REQUIREMENTS:
a: Copy the passage of the road trip blog post between "After loudly invading" and "long, Hotel Hell!", inclusive.
b: Please carry on writing the road trip blog post from the point where it stops.

I was seriously waiting for Jeff to call our van the "family truckster" and I was waiting for Christie Brinkley to drag race him in her Ferrari somewhere on I-70. There was Argenida not Aunt Edna in the back and instead of show tunes we had Funky Mama on CD. Funky Mama on CD repeat by request. Funky Mama to the point where I began to change a few letters in the spelling Funky if you know what I mean- wink wink! No offense to Krista Eyler but after Down Down Baby I can do Karate 500 times, and MOO Juice over and over and over I needed some Martini Juice. These are the precious photos of what hours and hours of highway driving look like: This is pure Heaven on the Highway. My sweet angels in slumber, Ohhhh, ahhhhh, YES! Heaven on the Highway!

Once we arrived at our hotel the kids were anxious to be free and wild- after all, they had been buckled up for 5 hours and 45 minutes. Obviously they were excited to check out the potty at the hotel, and they rated it a "nice potty"- it was "clean and smelled like oranges" according to Natalie. The Air Freshener in the lobby restroom did smell like citrus and Natalie does have her own sort of ZAGAT style rating for potties. The Marriott Suites in Bethesda gets a nice potty (****NP) next to the title in her guide book. We went to our room and let the kids loose while we unpacked. There was plenty to see and do, cushions, pillows, drawers, cords, tv's with remotes and french doors to the bedroom. All of these things are just a free for all when you are three years old. We had to just let them reek havoc for a while until the fun was gone. Temptation to touch every friggin surface was too much for them to ignore. This is what the intense decibel level sounded like for the first few minutes in the "ho-dell room" also known to me as pure, unaltered, Hotel Hell---Click to hear the sound of HELL and make sure your speakers will do my children's voices justice:

After loudly invading suite 920, the kids discovered a King Sized Bed behind the closed doors. New Territory for invasion....pillows, comforters, another tv...the excitement continued

and then they realized there was a huge window with a ledge! As a responsible parent, this is a fine line between a learning experience and danger. Or what I began to call ongoing, weekend long, Hotel Hell!

RECORD LIST:
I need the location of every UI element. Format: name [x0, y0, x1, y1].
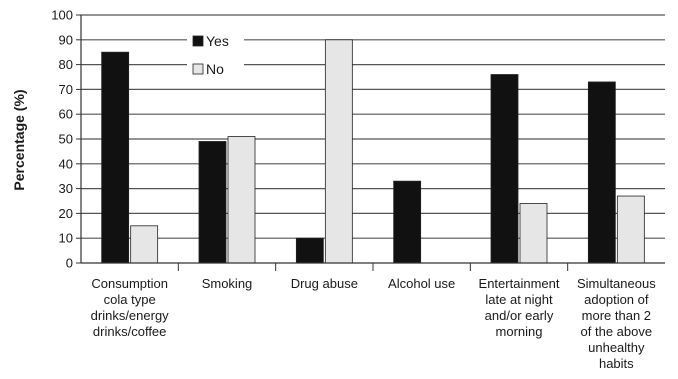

...

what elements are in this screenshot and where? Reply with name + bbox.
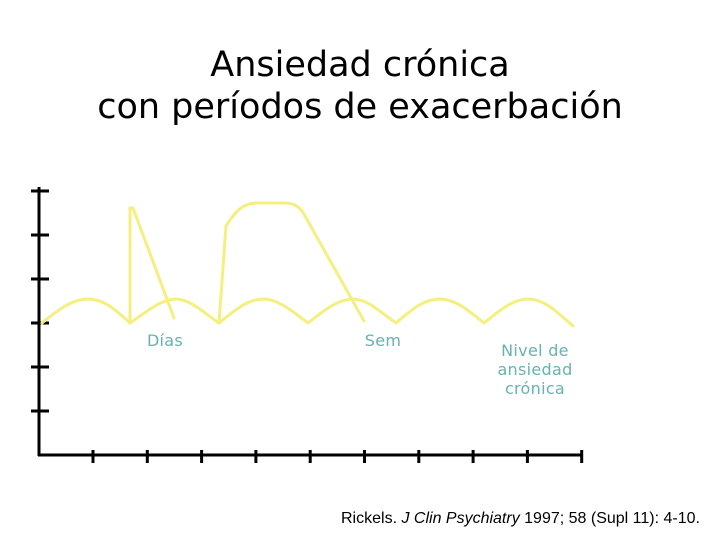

RESULTS BY TASK:
a:
After loudly invading suite 920, the kids discovered a King Sized Bed behind the closed doors. New Territory for invasion....pillows, comforters, another tv...the excitement continued

and then they realized there was a huge window with a ledge! As a responsible parent, this is a fine line between a learning experience and danger. Or what I began to call ongoing, weekend long, Hotel Hell!

b:
During my shopping adventures I found a Hawaiian Luggage Rack Cargo Carrier- it was so tacky and obnoxious, that I could not resist it. I know we are in non spending mode, but my fear of wet luggage when I got back compelled me to purchase this fine piece of travel equipment. A solid neutral color would have been ordinary so I went for the ultimate in hideous- this festive Hawaiian floral is just what my van needed to let the other road warriors know we were to be taken seriously- it is whimsical and delightful don't you think? Jeff installed it on my van and we officially became The Griswolds.

We are just inches from getting an RV now....I can sense the intense pressure to become road travelers. First the roof top cargo carrier then a Winnebago, OY Vay already, Oy the insanity. From Highway Heaven to Hotel Hell, the adventure never ends.